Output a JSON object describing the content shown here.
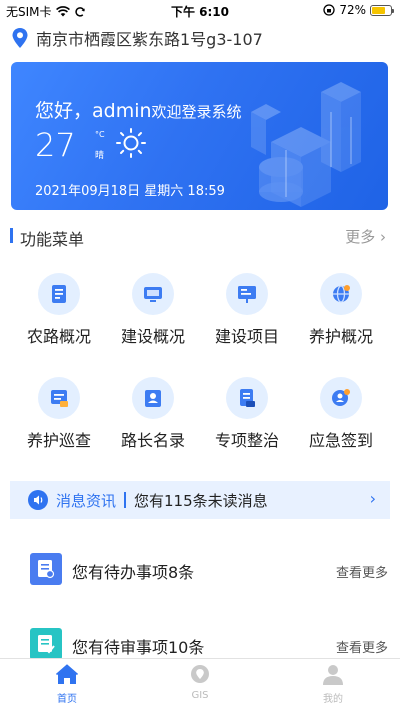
{
  "status_bar": {
    "carrier": "无SIM卡",
    "time": "下午 6:10",
    "battery": "72%",
    "battery_level": 0.72
  },
  "location": {
    "address": "南京市栖霞区紫东路1号g3-107"
  },
  "hero": {
    "greeting": "您好，admin",
    "greeting_rest": "欢迎登录系统",
    "temperature": "27",
    "temp_unit": "°C",
    "condition": "晴",
    "datetime": "2021年09月18日  星期六  18:59"
  },
  "menu_section": {
    "title": "功能菜单",
    "more": "更多"
  },
  "menu_items": [
    {
      "label": "农路概况",
      "icon": "report-icon"
    },
    {
      "label": "建设概况",
      "icon": "monitor-icon"
    },
    {
      "label": "建设项目",
      "icon": "presentation-icon"
    },
    {
      "label": "养护概况",
      "icon": "globe-icon"
    },
    {
      "label": "养护巡查",
      "icon": "inspection-icon"
    },
    {
      "label": "路长名录",
      "icon": "roster-icon"
    },
    {
      "label": "专项整治",
      "icon": "document-icon"
    },
    {
      "label": "应急签到",
      "icon": "emergency-icon"
    }
  ],
  "message_bar": {
    "label": "消息资讯",
    "text": "您有115条未读消息"
  },
  "pending": [
    {
      "text": "您有待办事项8条",
      "more": "查看更多",
      "color": "#4a7cf0"
    },
    {
      "text": "您有待审事项10条",
      "more": "查看更多",
      "color": "#27c4c4"
    }
  ],
  "tabs": [
    {
      "label": "首页",
      "active": true
    },
    {
      "label": "GIS",
      "active": false
    },
    {
      "label": "我的",
      "active": false
    }
  ],
  "colors": {
    "accent": "#2f73f0",
    "inactive": "#bbbbbb"
  }
}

· · · · ·

* Short task: Repeat the material above in full and unchanged, minus its images.

* Answer to the task:
Output a JSON object describing the content shown here.
{
  "status_bar": {
    "carrier": "无SIM卡",
    "time": "下午 6:10",
    "battery": "72%",
    "battery_level": 0.72
  },
  "location": {
    "address": "南京市栖霞区紫东路1号g3-107"
  },
  "hero": {
    "greeting": "您好，admin",
    "greeting_rest": "欢迎登录系统",
    "temperature": "27",
    "temp_unit": "°C",
    "condition": "晴",
    "datetime": "2021年09月18日  星期六  18:59"
  },
  "menu_section": {
    "title": "功能菜单",
    "more": "更多"
  },
  "menu_items": [
    {
      "label": "农路概况",
      "icon": "report-icon"
    },
    {
      "label": "建设概况",
      "icon": "monitor-icon"
    },
    {
      "label": "建设项目",
      "icon": "presentation-icon"
    },
    {
      "label": "养护概况",
      "icon": "globe-icon"
    },
    {
      "label": "养护巡查",
      "icon": "inspection-icon"
    },
    {
      "label": "路长名录",
      "icon": "roster-icon"
    },
    {
      "label": "专项整治",
      "icon": "document-icon"
    },
    {
      "label": "应急签到",
      "icon": "emergency-icon"
    }
  ],
  "message_bar": {
    "label": "消息资讯",
    "text": "您有115条未读消息"
  },
  "pending": [
    {
      "text": "您有待办事项8条",
      "more": "查看更多",
      "color": "#4a7cf0"
    },
    {
      "text": "您有待审事项10条",
      "more": "查看更多",
      "color": "#27c4c4"
    }
  ],
  "tabs": [
    {
      "label": "首页",
      "active": true
    },
    {
      "label": "GIS",
      "active": false
    },
    {
      "label": "我的",
      "active": false
    }
  ],
  "colors": {
    "accent": "#2f73f0",
    "inactive": "#bbbbbb"
  }
}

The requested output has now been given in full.